▶ [Supplied data]

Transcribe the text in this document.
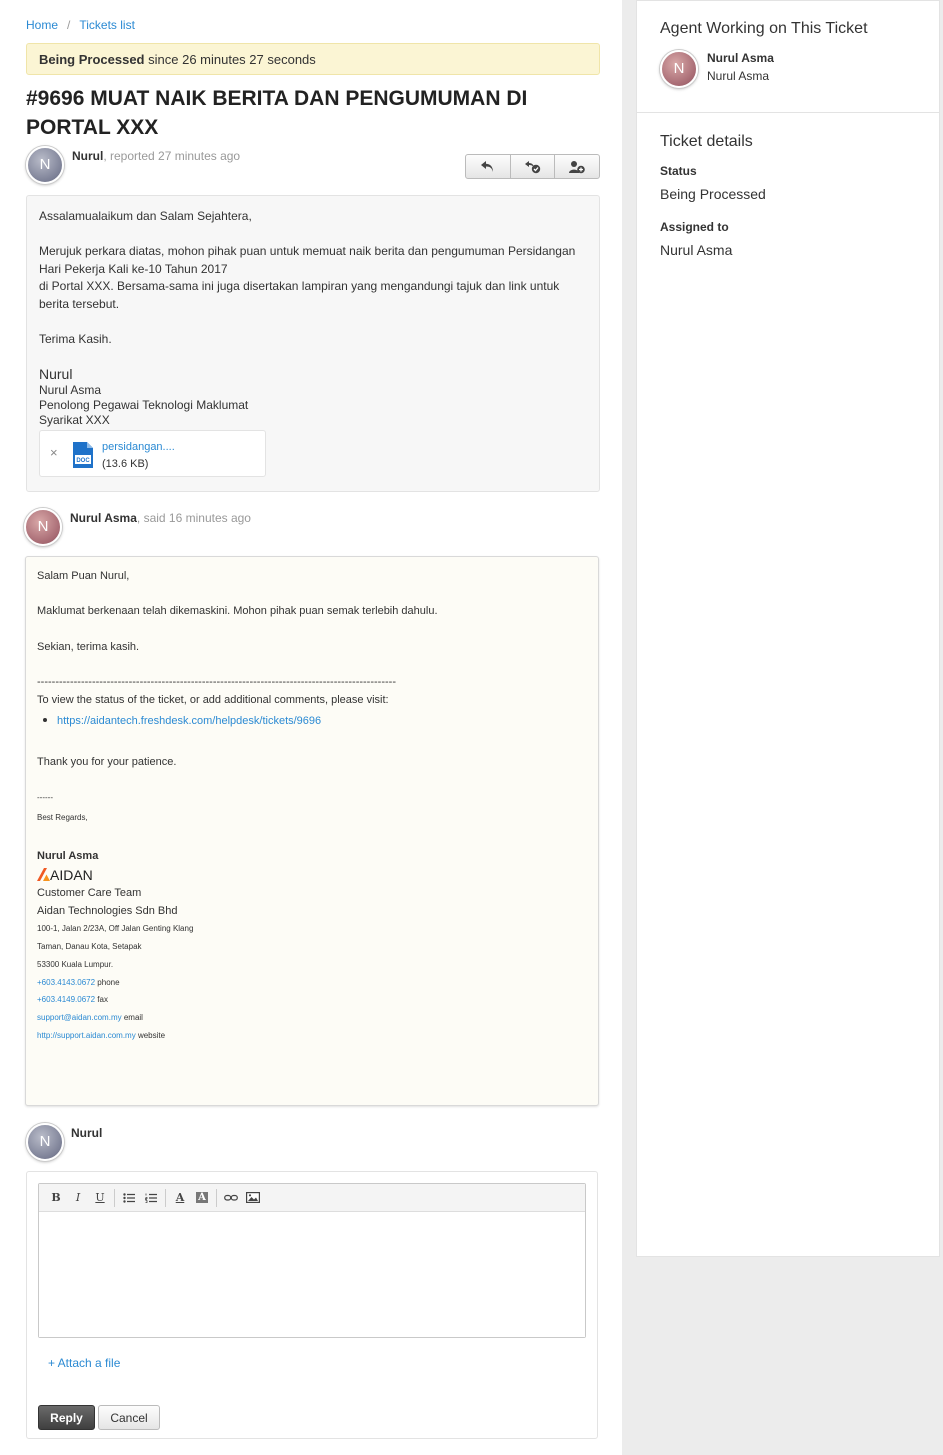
Home / Tickets list
Being Processed since 26 minutes 27 seconds
#9696 MUAT NAIK BERITA DAN PENGUMUMAN DI PORTAL XXX
N	Nurul, reported 27 minutes ago

Assalamualaikum dan Salam Sejahtera,

Merujuk perkara diatas, mohon pihak puan untuk memuat naik berita dan pengumuman Persidangan
Hari Pekerja Kali ke-10 Tahun 2017
di Portal XXX. Bersama-sama ini juga disertakan lampiran yang mengandungi tajuk dan link untuk
berita tersebut.

Terima Kasih.

Nurul
Nurul Asma
Penolong Pegawai Teknologi Maklumat
Syarikat XXX
×
DOC
persidangan....
(13.6 KB)
N	Nurul Asma, said 16 minutes ago
Salam Puan Nurul,
Maklumat berkenaan telah dikemaskini. Mohon pihak puan semak terlebih dahulu.
Sekian, terima kasih.
--------------------------------------------------------------------------------------------------
To view the status of the ticket, or add additional comments, please visit:
https://aidantech.freshdesk.com/helpdesk/tickets/9696
Thank you for your patience.
------
Best Regards,
Nurul Asma
AIDAN
Customer Care Team
Aidan Technologies Sdn Bhd
100-1, Jalan 2/23A, Off Jalan Genting Klang
Taman, Danau Kota, Setapak
53300 Kuala Lumpur.
+603.4143.0672 phone
+603.4149.0672 fax
support@aidan.com.my email
http://support.aidan.com.my website
N	Nurul
B	I	U	A	A
+ Attach a file
Reply	Cancel
Agent Working on This Ticket
N
Nurul Asma
Nurul Asma
Ticket details
Status
Being Processed
Assigned to
Nurul Asma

▶ [What needs to be done]
Find how many lines include the string "Being" and report that number alone.

▶ [Written solution]
2